* [TASKS TO PERFORM]:
A) In the thread below, rewrite the paragraph beginning "We found the right fix for this bug" more briefly while keeping its main facts.
B) Output a passage of the thread below word for word. Begin at the words "[Rohit Yadav]" and stop after "through commit 3ce7531d2b9b1ec0bc4bf2b8935df306f6310d79.".

Re: [ACS41]Only default Root admin is allowed to login Management Server

[Rohit Yadav]

Thanks guys :)

On Fri, Feb 8, 2013 at 11:25 AM, Min Chen <min.c...@citrix.com> wrote:
> We found the right fix for this bug, the root cause is that we have
> multiple beans defined for ApiRateLimitServiceImpl, causing that
> ApiServer.apiAccessCheckers are injected with 3 instances of
> ApiRateLimitServiceImpl. Reverted Rohit's commit, and fixed the bug
> through commit 3ce7531d2b9b1ec0bc4bf2b8935df306f6310d79.
>
> Thanks
> -min
>
> On 2/7/13 10:36 AM, "Alex Huang" <alex.hu...@citrix.com> wrote:
>
>>I disagree.  I don't think the fix is ok.  It works around the problem
>>rather than fixes the root of the problem.  Will only lead to more
>>problems.  Should revert and work on the right fix.
>>
>>--Alex
>>
>>> -----Original Message-----
>>> From: Min Chen [mailto:min.c...@citrix.com]
>>> Sent: Thursday, February 07, 2013 9:21 AM
>>> To: Kishan Kavala; Sudha Ponnaganti
>>> Cc: Sailaja Mada; Abhinandan Prateek; Likitha Shetty; cloudstack-
>>> d...@incubator.apache.org; Kelven Yang
>>> Subject: Re: [ACS41]Only default Root admin is allowed to login
>>>Management
>>> Server
>>>
>>> +Kelven here to comment on how Spring handles @Component injection.
>>>
>>> I have reviewed Rohit's change, it looks ok.  But I think that we need
>>>to solve
>>> the root cause of this issue. ApiRateLimitServiceImpl has been annotated
>>> with @Component, so it should be a singleton. Theoretically, we should
>>>not
>>> need to make _store as static variable in this case.  Let's keep this
>>>bug still
>>> open until we figured out the root cause.

* [SUPPLIED ENTRIES]:
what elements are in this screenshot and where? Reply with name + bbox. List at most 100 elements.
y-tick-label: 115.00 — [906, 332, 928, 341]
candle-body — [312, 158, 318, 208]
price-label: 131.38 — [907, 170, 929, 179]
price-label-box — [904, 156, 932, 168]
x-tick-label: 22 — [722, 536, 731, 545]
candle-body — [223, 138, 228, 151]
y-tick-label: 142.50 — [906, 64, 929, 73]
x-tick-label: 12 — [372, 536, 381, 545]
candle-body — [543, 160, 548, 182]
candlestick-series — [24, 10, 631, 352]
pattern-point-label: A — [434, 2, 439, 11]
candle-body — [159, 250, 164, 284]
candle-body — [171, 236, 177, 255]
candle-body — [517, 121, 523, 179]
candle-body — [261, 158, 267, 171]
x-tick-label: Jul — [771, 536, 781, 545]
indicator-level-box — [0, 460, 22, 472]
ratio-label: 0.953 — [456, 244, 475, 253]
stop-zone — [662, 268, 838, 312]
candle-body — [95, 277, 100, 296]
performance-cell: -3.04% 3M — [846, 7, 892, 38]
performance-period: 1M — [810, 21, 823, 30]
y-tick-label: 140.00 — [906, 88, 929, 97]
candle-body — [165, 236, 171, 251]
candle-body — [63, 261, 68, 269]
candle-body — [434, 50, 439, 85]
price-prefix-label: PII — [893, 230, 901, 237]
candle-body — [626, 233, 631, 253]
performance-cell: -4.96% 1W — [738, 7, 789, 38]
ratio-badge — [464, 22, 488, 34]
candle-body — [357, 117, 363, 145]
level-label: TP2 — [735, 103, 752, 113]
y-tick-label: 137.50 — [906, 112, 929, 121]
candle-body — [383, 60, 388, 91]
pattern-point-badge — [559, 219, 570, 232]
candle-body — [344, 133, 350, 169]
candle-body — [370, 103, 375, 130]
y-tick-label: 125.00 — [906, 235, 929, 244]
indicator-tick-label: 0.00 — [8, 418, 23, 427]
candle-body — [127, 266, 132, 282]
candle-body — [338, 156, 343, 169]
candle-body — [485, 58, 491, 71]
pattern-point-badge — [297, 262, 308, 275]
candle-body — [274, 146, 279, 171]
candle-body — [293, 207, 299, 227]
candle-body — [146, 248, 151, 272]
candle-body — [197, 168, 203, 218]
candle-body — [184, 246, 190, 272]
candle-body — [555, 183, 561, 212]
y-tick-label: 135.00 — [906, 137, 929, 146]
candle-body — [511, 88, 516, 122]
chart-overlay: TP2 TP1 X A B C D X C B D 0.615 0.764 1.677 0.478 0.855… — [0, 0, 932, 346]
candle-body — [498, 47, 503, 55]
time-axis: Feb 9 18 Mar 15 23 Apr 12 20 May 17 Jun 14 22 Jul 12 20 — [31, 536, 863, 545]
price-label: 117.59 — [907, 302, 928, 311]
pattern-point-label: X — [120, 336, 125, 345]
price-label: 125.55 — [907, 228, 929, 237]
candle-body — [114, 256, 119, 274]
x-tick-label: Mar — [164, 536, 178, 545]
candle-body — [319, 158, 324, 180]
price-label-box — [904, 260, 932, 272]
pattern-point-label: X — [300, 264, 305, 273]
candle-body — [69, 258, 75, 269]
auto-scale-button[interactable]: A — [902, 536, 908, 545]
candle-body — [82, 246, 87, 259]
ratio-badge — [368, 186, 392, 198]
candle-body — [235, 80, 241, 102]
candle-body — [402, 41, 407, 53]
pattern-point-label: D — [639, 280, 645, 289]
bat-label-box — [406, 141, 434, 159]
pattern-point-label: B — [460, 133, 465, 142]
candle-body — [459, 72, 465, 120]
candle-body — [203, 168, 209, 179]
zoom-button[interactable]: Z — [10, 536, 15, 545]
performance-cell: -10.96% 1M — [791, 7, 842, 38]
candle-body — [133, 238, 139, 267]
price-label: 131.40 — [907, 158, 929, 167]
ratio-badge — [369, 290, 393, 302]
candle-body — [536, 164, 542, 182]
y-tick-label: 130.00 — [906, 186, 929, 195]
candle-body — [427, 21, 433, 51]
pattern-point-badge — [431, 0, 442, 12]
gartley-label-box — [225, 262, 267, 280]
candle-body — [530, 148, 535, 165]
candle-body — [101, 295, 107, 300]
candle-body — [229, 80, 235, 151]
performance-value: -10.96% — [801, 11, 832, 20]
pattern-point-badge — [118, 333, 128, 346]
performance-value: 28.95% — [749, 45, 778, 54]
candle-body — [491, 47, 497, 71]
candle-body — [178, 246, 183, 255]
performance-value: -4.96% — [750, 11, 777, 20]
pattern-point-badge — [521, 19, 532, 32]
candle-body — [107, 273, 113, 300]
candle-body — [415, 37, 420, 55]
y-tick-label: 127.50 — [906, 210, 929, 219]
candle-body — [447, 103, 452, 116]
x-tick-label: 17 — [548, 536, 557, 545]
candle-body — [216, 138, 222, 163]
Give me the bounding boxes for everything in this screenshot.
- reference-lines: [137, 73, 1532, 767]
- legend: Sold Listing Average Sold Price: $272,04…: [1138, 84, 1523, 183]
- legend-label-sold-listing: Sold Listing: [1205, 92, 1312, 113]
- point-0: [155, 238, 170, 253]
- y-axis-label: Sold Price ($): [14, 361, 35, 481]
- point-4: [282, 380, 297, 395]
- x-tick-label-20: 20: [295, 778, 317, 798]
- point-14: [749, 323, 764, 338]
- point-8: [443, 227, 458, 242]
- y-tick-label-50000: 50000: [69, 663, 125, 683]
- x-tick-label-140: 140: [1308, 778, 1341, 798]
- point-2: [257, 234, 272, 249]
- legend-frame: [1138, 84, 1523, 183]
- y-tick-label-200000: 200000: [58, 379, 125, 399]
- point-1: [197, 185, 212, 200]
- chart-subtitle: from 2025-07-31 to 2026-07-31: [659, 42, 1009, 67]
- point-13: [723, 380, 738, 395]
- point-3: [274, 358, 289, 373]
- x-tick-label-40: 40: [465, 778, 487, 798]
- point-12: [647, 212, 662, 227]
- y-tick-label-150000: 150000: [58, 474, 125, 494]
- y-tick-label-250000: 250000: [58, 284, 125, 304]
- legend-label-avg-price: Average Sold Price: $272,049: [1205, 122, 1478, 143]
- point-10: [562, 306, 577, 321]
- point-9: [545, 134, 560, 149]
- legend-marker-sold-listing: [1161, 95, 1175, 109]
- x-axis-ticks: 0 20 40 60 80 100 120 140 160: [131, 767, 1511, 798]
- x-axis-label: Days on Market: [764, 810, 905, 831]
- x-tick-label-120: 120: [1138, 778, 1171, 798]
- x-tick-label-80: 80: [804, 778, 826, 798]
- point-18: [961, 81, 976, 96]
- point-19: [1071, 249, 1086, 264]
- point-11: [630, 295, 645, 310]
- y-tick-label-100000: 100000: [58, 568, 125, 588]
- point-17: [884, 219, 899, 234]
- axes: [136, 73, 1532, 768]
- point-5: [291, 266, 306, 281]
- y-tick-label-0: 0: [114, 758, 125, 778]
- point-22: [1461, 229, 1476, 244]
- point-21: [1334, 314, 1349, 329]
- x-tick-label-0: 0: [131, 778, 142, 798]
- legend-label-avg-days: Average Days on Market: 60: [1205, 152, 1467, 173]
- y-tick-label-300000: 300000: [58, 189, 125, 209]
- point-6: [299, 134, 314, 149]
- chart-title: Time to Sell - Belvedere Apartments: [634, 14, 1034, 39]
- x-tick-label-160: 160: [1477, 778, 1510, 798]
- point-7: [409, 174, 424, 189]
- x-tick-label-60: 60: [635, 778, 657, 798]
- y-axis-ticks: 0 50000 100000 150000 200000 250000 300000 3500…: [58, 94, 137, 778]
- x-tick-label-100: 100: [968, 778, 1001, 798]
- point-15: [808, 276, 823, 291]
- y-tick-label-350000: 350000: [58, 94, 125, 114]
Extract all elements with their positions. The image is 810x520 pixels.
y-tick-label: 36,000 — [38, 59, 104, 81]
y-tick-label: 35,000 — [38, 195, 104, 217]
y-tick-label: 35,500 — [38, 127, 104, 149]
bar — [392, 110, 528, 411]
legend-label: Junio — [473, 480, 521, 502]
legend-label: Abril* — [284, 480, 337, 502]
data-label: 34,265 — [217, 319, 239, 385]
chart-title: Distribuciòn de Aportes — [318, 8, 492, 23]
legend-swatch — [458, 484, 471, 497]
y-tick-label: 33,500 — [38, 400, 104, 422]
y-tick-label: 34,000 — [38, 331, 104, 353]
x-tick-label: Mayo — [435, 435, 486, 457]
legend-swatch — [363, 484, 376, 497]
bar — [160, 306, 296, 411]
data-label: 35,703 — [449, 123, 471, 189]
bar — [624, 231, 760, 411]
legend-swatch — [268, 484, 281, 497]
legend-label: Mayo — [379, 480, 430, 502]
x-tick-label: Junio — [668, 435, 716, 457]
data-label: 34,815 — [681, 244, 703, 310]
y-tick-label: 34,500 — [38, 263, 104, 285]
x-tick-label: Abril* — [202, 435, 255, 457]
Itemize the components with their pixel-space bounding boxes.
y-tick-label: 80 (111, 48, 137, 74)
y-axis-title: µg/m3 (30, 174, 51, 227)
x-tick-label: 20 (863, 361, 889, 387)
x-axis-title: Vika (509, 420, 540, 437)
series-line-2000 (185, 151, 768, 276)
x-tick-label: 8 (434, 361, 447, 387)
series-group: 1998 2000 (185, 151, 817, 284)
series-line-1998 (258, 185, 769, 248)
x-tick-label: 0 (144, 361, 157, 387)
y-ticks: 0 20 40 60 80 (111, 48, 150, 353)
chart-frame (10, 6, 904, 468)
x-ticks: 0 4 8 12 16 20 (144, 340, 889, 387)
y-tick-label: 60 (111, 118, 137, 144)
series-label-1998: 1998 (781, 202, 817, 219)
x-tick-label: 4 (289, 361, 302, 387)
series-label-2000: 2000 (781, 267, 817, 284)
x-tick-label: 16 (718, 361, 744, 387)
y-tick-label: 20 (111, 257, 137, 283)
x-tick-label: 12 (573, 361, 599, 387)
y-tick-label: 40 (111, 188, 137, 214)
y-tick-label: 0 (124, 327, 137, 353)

* [RESULTS IN ORDER]:
A) The right fix was found. Multiple beans were defined for ApiRateLimitServiceImpl, so ApiServer.apiAccessCheckers received 3 instances of it. Rohit's commit was reverted, and commit 3ce7531d2b9b1ec0bc4bf2b8935df306f6310d79 fixed the bug.

B)
[Rohit Yadav]

Thanks guys :)

On Fri, Feb 8, 2013 at 11:25 AM, Min Chen <min.c...@citrix.com> wrote:
> We found the right fix for this bug, the root cause is that we have
> multiple beans defined for ApiRateLimitServiceImpl, causing that
> ApiServer.apiAccessCheckers are injected with 3 instances of
> ApiRateLimitServiceImpl. Reverted Rohit's commit, and fixed the bug
> through commit 3ce7531d2b9b1ec0bc4bf2b8935df306f6310d79.